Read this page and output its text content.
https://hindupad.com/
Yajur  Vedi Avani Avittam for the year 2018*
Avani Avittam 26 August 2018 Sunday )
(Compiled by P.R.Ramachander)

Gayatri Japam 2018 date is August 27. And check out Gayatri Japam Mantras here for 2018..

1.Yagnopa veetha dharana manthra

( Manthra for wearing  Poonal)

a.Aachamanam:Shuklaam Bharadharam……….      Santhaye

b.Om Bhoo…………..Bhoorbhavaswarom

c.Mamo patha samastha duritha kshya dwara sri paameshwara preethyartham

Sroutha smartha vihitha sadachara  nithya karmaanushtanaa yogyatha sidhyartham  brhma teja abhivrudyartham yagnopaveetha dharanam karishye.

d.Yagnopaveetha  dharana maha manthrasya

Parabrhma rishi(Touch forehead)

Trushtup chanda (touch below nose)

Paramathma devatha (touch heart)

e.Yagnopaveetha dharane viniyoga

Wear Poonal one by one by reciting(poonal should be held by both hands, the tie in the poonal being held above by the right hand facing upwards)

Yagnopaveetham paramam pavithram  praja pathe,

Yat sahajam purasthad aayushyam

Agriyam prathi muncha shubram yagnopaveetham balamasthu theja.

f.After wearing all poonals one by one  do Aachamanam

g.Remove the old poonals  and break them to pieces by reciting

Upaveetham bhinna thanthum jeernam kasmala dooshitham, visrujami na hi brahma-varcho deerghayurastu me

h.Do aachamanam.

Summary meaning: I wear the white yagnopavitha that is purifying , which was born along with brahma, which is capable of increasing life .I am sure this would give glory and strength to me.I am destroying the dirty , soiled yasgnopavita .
· · · · · · ·
* Your objective
In the records above, how many lines contain the string "Avittam"? State that number only.

* Full response
2